EXERCISE REQUIREMENTS: Wherever the string "JSON" shows up in a line, count that line. Give the total alone.

Extracted records
════════

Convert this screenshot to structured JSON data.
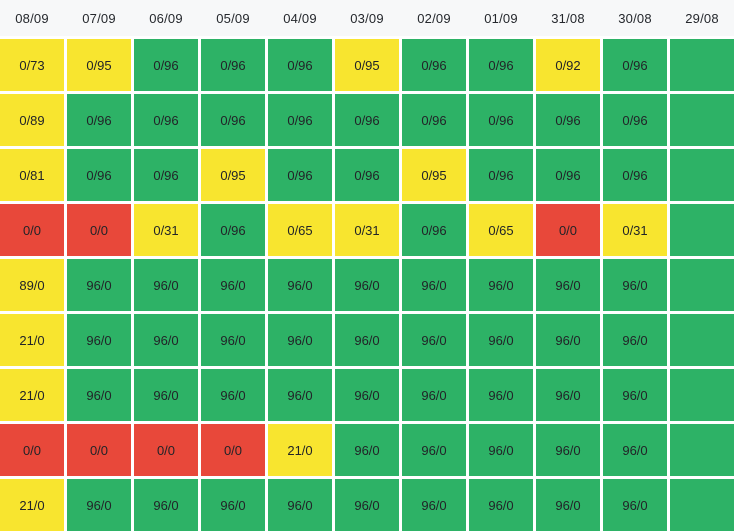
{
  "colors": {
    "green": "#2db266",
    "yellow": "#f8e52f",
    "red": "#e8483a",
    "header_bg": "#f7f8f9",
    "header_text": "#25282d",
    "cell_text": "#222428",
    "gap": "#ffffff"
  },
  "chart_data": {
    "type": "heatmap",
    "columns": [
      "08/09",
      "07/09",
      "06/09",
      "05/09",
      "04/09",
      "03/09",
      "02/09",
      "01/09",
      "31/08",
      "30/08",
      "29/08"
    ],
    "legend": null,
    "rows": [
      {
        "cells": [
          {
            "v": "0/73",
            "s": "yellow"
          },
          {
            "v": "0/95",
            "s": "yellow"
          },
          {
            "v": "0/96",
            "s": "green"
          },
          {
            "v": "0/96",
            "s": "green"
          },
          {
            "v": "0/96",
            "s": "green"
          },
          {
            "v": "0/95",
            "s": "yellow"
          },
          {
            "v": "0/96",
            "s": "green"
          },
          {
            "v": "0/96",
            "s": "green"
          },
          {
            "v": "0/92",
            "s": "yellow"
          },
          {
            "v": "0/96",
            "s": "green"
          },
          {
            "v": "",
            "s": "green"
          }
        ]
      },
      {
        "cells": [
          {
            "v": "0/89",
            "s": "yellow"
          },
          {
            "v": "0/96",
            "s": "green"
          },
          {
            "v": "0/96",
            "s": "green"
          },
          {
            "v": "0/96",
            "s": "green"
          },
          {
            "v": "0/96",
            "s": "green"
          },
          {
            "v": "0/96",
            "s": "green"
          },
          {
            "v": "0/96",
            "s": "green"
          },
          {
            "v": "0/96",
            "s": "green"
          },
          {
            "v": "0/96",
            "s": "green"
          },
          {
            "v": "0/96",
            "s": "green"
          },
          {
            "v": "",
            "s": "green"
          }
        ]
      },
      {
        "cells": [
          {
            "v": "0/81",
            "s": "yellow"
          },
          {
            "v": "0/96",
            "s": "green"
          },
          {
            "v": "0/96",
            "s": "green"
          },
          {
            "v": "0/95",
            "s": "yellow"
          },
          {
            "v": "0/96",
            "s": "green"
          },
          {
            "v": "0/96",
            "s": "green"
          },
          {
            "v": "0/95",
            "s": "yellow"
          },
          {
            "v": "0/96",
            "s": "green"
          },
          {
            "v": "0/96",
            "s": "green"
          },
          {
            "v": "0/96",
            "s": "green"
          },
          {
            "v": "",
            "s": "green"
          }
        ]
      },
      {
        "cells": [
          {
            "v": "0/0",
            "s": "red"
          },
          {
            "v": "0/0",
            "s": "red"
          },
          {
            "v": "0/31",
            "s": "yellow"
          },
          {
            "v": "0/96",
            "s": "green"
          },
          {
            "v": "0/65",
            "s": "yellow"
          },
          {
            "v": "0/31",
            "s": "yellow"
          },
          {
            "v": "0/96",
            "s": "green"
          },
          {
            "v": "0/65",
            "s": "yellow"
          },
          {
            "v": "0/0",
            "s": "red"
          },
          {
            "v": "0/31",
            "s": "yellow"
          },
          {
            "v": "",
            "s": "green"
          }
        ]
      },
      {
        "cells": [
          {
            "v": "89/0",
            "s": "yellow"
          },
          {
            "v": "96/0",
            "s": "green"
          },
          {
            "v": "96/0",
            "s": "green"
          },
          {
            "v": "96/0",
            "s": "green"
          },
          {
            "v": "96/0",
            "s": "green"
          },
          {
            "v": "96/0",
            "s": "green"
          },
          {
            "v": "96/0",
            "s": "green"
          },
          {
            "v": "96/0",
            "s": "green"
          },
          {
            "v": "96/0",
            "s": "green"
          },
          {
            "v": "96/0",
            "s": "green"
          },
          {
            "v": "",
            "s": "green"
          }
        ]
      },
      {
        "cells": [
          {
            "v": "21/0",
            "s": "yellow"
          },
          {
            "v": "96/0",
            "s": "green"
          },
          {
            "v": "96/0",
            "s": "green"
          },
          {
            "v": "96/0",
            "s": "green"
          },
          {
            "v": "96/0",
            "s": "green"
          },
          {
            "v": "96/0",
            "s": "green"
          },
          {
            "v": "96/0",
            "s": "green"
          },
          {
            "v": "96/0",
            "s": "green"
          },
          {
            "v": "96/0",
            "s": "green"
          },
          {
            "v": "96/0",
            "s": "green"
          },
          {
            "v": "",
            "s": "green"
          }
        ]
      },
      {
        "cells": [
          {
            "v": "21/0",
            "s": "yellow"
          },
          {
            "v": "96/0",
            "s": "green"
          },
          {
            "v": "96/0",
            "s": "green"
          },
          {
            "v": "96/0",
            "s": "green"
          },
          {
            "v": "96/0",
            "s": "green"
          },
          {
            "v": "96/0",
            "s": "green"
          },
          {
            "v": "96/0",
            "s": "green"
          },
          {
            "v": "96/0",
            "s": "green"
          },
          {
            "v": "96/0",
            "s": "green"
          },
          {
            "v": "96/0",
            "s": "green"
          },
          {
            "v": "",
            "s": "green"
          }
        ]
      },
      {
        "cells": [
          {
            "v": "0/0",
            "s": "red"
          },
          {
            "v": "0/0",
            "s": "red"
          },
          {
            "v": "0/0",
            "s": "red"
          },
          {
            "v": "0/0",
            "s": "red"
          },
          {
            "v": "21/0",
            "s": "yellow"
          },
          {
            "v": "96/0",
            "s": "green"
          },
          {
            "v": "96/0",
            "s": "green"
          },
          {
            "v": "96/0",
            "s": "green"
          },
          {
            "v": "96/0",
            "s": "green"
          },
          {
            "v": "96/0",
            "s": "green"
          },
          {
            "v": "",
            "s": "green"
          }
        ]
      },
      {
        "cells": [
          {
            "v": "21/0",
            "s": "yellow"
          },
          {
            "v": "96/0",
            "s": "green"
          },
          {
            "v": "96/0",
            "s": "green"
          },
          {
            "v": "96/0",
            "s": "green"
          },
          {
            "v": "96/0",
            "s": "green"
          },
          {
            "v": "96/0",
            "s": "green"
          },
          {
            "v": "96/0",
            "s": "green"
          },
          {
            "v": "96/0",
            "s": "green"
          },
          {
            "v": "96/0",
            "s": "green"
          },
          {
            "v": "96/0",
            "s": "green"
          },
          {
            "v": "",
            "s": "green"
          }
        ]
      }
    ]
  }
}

════════

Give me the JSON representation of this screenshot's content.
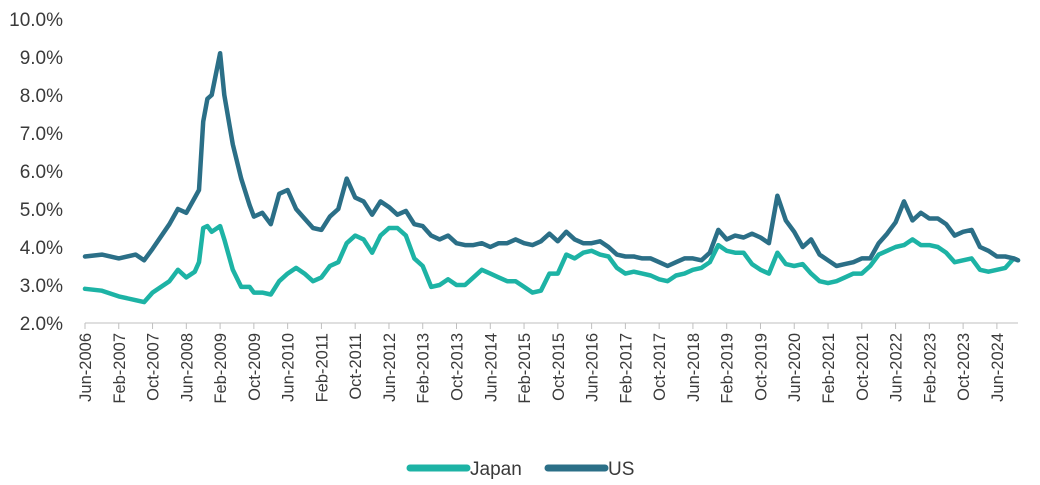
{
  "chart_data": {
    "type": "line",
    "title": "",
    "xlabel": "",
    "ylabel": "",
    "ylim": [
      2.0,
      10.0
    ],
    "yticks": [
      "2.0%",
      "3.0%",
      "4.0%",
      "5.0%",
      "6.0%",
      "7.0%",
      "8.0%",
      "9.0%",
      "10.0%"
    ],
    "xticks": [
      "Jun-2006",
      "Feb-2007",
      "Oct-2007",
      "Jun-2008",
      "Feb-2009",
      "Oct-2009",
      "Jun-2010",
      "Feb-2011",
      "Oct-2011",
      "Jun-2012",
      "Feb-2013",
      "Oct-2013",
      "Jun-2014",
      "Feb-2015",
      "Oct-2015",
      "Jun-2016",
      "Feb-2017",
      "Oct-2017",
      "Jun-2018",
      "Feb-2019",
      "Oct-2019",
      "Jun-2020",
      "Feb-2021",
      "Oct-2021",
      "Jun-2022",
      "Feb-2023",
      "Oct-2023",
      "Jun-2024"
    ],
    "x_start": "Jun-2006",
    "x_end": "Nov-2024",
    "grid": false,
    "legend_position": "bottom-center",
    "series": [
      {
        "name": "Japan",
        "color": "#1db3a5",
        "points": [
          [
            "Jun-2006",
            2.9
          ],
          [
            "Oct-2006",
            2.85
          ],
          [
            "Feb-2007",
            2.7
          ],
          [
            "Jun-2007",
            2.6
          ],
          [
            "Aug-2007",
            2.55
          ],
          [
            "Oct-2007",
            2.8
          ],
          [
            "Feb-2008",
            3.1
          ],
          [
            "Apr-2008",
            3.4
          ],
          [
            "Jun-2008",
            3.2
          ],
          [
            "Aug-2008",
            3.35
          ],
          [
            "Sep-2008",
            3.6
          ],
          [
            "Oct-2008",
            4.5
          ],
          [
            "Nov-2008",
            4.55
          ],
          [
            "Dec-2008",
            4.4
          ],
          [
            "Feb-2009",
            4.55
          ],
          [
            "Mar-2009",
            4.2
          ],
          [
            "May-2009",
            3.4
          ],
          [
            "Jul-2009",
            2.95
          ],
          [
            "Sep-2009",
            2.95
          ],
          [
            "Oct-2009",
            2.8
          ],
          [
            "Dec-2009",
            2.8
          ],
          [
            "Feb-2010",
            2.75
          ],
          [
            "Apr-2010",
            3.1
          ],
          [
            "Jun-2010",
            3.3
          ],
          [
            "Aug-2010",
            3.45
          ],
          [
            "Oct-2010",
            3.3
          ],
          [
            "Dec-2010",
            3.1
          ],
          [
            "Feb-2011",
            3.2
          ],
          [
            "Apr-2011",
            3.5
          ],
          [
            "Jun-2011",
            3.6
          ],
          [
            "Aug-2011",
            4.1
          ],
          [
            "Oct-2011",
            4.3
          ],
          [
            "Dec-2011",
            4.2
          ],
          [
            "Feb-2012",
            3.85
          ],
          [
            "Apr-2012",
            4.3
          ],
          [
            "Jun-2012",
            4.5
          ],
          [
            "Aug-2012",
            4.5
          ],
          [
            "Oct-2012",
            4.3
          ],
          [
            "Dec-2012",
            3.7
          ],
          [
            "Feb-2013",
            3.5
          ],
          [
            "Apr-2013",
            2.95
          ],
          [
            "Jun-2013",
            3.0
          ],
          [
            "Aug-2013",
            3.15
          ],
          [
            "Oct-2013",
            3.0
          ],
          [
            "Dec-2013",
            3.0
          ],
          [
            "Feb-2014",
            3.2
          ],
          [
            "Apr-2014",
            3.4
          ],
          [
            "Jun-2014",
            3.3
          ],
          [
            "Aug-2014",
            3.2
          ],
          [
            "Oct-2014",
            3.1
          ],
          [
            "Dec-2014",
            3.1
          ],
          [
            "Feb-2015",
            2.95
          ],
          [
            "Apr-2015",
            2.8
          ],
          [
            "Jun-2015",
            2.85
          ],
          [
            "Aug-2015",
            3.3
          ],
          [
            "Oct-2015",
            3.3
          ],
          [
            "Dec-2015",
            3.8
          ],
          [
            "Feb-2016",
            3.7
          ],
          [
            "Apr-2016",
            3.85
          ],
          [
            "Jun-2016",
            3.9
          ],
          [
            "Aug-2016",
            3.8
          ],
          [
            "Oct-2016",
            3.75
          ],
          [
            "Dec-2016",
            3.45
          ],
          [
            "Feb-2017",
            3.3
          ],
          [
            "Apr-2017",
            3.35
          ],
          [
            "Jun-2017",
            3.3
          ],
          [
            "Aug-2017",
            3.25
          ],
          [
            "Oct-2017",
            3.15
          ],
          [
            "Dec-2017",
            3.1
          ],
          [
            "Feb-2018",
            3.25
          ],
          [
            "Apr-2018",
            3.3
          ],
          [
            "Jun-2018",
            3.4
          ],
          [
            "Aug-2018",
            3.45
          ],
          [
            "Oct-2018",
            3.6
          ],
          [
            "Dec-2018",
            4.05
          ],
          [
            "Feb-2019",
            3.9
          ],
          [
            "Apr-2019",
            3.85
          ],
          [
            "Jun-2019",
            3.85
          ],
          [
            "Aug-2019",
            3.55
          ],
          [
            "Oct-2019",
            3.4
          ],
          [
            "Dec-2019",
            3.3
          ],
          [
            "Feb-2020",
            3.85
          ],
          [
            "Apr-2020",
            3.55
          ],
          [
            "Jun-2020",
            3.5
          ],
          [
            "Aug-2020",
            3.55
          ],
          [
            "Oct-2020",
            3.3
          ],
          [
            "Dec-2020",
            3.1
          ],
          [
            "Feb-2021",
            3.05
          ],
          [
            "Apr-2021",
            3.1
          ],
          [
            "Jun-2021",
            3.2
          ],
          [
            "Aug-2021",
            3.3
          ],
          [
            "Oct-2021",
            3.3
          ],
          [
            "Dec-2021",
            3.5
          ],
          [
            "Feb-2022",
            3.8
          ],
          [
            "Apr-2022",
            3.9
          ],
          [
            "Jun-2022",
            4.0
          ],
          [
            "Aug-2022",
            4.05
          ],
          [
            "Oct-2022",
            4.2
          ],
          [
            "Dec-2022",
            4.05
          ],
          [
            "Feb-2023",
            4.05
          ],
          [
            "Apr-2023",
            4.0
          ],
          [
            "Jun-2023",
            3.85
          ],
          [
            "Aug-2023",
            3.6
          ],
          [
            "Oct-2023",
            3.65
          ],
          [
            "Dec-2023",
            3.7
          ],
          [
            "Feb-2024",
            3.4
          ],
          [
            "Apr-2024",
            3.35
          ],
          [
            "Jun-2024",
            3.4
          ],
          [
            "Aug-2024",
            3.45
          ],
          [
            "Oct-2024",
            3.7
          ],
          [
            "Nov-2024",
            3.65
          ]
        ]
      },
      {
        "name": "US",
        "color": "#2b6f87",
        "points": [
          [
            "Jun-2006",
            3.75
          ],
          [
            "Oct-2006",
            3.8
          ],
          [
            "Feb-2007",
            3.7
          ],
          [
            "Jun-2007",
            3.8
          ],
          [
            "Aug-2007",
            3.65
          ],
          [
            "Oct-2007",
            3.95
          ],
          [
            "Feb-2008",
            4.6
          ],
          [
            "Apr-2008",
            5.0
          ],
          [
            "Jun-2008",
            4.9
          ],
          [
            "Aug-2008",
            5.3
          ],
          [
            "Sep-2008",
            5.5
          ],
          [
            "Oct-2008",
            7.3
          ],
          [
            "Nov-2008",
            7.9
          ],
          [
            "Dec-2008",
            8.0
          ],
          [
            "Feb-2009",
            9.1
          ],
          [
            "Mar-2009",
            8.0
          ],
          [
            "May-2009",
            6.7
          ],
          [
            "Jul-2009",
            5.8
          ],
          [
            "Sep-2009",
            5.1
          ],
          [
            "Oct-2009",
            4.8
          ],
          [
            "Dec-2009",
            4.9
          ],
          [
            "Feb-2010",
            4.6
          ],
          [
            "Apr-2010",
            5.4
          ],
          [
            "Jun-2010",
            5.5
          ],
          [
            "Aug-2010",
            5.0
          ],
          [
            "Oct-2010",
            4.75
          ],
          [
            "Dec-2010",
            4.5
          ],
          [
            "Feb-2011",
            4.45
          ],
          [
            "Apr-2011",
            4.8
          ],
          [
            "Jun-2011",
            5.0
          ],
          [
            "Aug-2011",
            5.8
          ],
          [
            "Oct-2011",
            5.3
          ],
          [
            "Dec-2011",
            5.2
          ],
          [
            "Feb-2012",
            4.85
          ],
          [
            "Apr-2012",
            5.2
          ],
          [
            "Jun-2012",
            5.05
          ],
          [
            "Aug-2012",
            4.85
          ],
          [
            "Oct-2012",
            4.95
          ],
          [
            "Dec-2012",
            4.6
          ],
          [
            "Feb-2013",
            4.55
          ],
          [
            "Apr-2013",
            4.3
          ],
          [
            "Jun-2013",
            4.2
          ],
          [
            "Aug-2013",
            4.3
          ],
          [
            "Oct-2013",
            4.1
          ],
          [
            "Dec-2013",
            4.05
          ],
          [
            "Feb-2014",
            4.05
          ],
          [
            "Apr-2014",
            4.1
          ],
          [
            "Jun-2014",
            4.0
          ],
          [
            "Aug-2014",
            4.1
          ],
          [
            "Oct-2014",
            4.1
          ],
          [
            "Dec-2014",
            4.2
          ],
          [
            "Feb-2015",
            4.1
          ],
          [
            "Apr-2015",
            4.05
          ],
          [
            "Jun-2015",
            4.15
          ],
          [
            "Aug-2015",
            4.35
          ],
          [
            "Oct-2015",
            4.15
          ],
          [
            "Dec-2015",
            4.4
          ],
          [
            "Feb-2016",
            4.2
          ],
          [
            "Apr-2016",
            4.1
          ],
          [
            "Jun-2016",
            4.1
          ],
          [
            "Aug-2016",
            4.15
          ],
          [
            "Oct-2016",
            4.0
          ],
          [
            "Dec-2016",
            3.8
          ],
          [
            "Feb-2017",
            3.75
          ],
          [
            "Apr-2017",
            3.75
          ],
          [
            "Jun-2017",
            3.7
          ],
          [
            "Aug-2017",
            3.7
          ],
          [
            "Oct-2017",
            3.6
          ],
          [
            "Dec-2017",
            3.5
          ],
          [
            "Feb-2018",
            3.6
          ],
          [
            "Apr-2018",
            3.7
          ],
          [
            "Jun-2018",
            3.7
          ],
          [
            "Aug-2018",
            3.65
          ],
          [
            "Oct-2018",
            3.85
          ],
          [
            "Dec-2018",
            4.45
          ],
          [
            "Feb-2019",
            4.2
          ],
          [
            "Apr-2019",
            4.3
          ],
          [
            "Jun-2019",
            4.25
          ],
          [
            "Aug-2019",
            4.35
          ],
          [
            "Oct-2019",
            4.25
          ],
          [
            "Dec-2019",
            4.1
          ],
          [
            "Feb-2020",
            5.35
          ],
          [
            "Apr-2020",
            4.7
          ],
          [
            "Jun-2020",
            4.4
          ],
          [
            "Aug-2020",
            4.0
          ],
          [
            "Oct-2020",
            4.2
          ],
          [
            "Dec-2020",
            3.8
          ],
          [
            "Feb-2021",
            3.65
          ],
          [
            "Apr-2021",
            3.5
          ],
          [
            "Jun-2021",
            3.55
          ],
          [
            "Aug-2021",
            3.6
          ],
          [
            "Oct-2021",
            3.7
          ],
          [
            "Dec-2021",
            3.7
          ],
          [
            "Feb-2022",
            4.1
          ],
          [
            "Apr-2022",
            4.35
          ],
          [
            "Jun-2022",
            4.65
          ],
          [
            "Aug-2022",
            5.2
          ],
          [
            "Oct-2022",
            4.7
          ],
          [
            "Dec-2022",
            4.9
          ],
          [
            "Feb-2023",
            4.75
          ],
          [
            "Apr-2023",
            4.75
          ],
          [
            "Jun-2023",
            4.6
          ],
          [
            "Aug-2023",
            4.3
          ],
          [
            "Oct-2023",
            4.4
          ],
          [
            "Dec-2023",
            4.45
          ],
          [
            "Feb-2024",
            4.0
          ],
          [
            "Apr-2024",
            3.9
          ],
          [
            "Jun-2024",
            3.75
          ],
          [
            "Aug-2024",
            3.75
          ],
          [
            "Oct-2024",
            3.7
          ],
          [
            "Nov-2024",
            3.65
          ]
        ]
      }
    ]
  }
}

════════

EXPECTED ANSWER: 2